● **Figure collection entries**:

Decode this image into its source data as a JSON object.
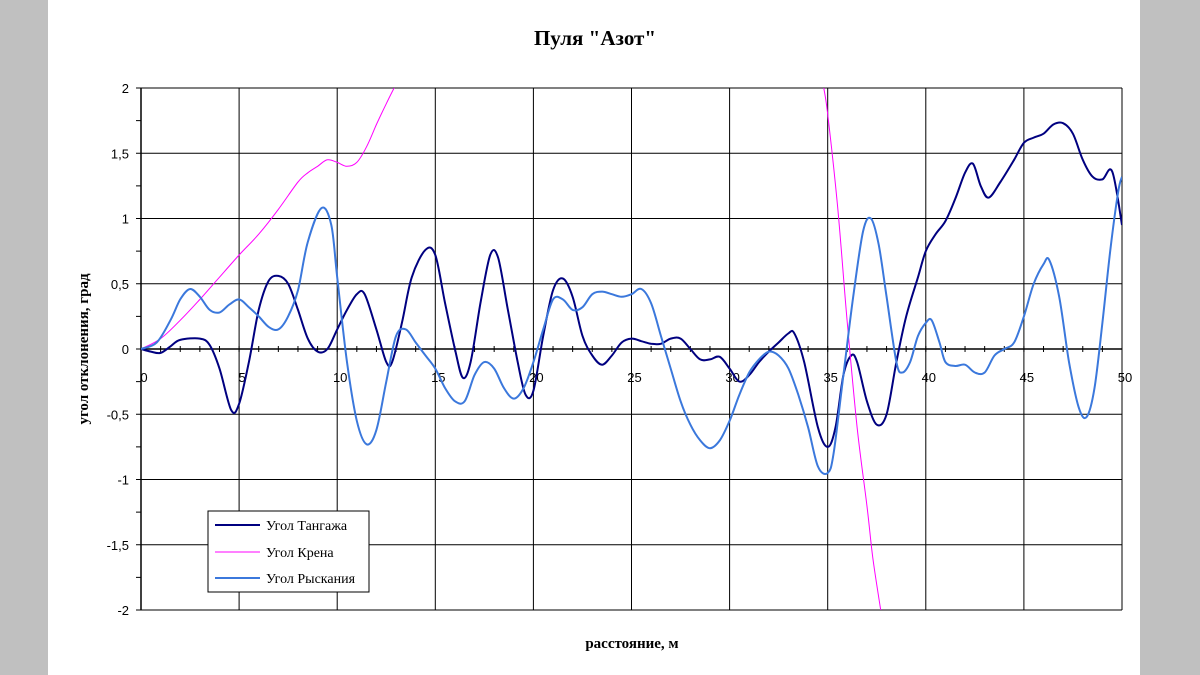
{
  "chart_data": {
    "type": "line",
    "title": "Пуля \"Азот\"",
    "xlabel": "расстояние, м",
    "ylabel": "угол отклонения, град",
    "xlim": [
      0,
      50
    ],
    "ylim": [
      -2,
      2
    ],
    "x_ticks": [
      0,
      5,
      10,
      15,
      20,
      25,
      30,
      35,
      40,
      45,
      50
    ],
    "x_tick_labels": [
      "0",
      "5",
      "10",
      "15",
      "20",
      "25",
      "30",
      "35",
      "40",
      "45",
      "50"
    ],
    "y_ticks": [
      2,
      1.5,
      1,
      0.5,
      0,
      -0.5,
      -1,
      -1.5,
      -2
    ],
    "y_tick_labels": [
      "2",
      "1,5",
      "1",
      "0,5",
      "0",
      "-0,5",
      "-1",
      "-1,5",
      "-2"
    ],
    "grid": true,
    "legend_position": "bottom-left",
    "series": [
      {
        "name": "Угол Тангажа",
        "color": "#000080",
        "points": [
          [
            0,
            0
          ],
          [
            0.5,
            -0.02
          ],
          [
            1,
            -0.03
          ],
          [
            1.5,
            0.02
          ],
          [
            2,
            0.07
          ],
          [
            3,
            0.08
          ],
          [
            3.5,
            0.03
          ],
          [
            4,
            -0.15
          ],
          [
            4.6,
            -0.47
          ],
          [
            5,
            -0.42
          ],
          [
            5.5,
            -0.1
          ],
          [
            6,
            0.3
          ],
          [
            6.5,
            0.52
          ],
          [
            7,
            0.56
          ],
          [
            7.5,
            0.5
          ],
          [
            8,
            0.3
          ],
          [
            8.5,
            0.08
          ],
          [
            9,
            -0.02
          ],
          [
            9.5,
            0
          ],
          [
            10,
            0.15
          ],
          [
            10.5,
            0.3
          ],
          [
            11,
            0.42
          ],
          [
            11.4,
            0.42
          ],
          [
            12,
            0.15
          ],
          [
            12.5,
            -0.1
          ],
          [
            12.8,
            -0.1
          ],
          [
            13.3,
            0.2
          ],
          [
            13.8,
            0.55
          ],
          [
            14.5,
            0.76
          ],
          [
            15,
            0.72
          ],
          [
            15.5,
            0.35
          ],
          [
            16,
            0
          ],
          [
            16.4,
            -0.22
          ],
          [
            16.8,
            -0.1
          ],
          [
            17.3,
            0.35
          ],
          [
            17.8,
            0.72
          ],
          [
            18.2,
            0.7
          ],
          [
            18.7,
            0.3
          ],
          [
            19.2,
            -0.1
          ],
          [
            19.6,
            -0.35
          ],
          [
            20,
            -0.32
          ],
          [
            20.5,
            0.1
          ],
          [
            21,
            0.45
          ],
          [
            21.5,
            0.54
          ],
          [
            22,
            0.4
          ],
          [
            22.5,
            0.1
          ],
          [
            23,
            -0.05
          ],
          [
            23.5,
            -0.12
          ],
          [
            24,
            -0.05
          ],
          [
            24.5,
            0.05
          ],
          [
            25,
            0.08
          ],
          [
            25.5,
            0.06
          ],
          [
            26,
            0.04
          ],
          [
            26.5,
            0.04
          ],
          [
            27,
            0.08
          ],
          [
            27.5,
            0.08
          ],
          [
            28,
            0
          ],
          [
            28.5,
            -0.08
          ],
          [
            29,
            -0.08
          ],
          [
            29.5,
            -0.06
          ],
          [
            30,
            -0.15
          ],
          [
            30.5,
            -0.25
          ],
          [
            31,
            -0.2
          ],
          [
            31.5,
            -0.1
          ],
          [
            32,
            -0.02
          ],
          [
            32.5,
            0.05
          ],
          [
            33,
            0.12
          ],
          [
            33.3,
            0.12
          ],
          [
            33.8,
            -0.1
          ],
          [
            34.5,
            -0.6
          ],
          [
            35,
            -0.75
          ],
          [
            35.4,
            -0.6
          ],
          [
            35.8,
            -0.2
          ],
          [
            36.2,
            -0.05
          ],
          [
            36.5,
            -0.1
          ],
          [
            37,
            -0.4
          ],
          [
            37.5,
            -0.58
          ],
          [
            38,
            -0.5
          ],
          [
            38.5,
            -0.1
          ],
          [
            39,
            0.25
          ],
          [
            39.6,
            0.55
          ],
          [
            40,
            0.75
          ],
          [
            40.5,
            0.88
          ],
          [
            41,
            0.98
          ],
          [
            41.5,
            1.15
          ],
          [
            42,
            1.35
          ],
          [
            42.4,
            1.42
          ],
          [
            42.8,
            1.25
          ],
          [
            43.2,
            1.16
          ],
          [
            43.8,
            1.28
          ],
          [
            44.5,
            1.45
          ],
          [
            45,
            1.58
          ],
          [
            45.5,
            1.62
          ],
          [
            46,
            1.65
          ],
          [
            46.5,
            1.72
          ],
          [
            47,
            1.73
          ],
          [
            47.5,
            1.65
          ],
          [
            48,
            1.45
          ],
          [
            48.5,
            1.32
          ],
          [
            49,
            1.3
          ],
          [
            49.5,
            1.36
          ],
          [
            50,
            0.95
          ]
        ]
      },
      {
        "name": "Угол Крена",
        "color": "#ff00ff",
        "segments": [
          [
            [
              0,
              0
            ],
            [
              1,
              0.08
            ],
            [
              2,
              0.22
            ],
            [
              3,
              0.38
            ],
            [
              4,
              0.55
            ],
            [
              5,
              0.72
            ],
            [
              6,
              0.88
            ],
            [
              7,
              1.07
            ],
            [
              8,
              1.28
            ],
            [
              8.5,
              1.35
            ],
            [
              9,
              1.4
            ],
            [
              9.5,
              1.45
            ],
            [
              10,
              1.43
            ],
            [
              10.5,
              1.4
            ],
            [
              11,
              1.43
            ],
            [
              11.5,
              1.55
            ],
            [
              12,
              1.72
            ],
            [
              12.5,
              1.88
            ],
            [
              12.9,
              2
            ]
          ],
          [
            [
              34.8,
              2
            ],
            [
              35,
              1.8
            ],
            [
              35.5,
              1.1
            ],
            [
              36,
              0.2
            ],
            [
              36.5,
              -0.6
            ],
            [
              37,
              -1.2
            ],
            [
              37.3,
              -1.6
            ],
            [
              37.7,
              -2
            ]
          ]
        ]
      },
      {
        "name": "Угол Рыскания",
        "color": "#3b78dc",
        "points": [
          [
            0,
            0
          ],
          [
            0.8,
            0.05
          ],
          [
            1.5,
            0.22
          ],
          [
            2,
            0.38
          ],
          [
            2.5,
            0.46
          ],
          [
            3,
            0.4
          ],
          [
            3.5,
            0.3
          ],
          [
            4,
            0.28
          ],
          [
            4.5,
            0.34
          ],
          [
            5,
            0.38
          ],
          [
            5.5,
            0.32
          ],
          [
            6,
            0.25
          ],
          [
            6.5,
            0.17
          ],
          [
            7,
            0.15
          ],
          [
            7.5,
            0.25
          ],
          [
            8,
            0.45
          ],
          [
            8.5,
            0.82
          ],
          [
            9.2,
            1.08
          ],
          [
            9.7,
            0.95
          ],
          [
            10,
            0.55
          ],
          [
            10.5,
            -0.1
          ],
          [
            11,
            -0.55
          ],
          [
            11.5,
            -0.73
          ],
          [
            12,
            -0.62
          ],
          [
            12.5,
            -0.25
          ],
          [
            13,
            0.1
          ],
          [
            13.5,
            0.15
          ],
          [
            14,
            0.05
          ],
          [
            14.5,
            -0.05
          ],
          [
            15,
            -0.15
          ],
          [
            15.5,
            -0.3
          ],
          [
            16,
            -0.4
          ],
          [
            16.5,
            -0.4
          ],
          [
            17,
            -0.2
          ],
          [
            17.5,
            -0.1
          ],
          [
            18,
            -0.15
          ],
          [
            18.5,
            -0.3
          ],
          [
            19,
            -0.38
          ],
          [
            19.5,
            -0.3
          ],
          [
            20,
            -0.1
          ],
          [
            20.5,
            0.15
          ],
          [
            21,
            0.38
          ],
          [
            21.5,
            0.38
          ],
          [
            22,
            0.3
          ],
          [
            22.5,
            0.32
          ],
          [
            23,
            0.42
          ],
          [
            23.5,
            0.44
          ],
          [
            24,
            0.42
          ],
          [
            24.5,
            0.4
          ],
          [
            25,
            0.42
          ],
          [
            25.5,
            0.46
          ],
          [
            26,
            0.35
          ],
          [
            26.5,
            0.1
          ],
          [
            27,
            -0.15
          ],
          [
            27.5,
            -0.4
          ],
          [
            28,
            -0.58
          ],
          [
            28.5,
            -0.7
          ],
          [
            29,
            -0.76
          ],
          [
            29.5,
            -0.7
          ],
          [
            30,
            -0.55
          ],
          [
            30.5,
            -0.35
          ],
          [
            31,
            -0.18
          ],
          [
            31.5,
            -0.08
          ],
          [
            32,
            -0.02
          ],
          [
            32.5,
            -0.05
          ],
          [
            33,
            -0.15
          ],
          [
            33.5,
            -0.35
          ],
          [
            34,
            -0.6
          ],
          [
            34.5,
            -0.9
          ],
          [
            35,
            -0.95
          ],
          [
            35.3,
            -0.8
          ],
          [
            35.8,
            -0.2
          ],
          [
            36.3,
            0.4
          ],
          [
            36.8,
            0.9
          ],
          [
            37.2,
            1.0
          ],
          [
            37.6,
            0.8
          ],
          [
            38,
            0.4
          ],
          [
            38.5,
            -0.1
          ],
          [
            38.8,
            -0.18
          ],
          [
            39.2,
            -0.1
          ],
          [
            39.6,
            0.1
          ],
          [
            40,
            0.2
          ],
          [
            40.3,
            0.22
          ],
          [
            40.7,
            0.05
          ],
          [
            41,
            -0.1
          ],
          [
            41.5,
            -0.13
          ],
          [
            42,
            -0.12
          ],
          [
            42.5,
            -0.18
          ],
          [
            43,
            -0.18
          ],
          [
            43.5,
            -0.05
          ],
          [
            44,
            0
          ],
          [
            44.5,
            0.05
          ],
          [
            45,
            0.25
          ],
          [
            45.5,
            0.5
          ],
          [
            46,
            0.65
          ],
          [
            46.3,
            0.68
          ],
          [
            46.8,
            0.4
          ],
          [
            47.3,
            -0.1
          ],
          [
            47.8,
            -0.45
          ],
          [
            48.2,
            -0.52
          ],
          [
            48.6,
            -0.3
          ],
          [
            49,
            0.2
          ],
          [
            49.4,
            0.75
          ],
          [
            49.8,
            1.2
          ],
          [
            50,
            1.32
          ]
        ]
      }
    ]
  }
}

● **Given instruction**:
Copy all lines in the listing above where the string "color" appears.

● **Written solution**:
        "color": "#000080",
        "color": "#ff00ff",
        "color": "#3b78dc",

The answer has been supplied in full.